Items from a figure collection:
>> start

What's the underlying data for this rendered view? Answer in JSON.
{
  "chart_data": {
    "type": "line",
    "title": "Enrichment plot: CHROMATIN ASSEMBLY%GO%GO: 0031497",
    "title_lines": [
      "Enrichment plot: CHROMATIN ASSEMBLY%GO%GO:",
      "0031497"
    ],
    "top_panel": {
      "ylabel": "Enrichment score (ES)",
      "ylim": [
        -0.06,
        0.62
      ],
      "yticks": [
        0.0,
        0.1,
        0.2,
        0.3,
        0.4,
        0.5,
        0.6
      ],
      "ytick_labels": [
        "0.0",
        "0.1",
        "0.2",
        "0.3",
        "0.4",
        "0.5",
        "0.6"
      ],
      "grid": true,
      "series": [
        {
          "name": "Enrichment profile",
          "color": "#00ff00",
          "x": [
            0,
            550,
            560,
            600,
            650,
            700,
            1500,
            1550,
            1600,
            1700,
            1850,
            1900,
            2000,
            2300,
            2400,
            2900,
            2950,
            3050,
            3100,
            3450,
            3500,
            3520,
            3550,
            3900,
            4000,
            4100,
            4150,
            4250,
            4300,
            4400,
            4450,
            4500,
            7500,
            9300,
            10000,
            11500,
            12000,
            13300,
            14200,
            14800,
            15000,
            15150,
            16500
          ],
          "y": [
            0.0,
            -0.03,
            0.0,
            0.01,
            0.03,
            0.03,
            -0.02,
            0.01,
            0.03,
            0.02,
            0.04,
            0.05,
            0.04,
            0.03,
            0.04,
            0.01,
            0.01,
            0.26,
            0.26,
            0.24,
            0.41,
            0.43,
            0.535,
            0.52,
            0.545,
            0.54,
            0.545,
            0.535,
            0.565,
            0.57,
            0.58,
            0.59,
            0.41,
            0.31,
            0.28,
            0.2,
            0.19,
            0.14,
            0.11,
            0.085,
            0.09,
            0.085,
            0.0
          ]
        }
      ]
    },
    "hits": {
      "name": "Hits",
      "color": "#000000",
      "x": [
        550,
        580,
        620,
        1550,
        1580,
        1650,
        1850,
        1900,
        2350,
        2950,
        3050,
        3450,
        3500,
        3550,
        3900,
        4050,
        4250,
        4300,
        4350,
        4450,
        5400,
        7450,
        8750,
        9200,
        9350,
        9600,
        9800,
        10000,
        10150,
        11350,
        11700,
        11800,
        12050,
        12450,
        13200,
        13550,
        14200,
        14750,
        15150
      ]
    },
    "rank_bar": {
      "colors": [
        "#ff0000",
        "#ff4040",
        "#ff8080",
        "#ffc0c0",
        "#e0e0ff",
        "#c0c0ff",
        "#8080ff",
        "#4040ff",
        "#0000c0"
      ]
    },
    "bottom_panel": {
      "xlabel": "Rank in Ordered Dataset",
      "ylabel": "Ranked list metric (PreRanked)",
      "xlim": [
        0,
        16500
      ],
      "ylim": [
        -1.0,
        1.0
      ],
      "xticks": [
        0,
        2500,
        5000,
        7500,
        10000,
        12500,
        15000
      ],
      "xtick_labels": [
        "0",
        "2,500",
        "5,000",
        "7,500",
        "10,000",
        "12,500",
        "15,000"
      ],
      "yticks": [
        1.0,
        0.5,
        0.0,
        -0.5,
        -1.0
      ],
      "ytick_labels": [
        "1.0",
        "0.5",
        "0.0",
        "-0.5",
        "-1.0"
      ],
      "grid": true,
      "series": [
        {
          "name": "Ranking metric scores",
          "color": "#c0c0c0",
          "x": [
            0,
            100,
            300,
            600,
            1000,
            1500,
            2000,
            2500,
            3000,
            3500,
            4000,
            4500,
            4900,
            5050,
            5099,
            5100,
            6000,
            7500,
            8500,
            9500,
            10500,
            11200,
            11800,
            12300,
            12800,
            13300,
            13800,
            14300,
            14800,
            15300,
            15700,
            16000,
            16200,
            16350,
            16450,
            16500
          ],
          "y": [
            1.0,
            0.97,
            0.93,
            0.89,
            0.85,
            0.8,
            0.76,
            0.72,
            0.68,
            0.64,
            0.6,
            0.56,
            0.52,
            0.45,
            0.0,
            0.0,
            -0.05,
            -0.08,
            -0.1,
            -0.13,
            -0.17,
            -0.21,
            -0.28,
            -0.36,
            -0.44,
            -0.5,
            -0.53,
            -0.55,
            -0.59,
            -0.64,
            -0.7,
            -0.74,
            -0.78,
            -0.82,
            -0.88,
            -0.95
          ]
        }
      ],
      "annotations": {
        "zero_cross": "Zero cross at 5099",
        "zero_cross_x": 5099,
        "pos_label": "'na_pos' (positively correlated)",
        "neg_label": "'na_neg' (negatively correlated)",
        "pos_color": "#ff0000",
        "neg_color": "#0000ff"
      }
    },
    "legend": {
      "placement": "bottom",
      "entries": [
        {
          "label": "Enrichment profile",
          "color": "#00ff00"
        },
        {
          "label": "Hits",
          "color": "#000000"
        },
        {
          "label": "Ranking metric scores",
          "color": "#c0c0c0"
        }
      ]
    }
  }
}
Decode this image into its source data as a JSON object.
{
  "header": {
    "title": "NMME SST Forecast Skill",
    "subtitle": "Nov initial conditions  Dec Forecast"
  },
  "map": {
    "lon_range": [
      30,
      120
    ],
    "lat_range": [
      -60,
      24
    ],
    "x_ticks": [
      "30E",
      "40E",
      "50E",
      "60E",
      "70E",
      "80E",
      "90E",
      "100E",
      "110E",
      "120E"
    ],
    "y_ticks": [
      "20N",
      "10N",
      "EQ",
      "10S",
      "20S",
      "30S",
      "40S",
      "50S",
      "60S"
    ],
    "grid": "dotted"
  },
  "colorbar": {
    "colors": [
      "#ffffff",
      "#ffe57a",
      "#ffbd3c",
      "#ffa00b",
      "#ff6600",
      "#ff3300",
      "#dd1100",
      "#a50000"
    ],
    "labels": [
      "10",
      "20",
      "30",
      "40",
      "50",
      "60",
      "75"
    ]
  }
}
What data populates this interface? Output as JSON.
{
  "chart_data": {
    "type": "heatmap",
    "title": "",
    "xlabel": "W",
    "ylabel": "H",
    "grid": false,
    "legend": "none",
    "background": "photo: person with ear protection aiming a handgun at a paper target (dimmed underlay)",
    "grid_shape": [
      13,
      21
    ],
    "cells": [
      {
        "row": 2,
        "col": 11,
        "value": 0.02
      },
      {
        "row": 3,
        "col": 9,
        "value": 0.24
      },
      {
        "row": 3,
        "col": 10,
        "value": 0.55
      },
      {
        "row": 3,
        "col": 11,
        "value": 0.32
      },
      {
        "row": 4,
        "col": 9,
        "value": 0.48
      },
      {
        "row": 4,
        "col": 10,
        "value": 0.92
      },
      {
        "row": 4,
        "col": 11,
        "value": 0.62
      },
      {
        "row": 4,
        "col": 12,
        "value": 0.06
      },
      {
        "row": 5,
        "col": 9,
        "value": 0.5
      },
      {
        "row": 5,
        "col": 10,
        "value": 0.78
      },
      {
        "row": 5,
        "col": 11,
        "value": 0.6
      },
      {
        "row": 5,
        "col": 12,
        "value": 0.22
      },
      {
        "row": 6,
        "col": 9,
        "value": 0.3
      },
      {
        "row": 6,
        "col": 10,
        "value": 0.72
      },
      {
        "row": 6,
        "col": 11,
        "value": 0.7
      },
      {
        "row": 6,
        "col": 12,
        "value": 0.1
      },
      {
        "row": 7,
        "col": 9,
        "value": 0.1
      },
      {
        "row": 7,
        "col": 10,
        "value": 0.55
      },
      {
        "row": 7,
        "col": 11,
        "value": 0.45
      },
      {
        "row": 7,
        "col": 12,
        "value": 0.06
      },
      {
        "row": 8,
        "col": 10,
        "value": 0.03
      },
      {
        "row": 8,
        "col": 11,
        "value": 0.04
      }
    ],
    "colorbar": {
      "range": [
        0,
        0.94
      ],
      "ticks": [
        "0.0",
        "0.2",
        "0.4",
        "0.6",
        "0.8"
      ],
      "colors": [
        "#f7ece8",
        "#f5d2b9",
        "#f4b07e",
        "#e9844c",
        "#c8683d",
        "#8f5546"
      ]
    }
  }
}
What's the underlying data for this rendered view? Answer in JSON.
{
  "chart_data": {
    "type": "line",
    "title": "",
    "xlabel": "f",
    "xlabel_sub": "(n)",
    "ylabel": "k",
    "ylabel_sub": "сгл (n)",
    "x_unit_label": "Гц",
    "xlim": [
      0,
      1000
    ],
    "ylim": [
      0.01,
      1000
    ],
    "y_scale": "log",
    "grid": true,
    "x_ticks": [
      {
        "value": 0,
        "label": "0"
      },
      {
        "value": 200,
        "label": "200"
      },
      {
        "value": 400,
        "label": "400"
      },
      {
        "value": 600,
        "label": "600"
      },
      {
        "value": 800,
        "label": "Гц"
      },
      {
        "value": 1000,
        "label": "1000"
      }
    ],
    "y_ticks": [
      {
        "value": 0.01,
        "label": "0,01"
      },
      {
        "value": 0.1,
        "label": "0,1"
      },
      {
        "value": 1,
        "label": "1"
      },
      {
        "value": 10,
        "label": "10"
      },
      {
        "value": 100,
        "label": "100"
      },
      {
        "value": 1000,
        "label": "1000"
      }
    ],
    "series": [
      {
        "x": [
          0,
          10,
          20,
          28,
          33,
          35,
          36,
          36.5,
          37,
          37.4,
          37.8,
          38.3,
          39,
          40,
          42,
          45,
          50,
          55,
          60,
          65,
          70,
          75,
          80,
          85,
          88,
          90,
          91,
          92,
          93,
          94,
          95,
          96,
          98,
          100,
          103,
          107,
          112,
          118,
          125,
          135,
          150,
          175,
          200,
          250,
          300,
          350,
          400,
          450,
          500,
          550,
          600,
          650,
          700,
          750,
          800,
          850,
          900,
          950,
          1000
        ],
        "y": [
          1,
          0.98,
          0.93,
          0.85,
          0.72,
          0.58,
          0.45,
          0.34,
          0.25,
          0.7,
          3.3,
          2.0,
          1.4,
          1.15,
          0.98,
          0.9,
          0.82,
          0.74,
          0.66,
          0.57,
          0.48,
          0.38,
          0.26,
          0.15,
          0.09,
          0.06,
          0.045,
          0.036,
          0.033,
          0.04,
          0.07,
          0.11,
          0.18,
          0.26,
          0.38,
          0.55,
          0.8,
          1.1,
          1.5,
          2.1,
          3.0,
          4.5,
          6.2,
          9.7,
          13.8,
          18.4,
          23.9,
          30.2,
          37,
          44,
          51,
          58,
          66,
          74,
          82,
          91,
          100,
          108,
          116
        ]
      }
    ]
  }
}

>> end

**Goal of the exercise:** Take every line from the records above that has the word "metric" and copy it.

**Result for this task:**
      "ylabel": "Ranked list metric (PreRanked)",
          "name": "Ranking metric scores",
          "label": "Ranking metric scores",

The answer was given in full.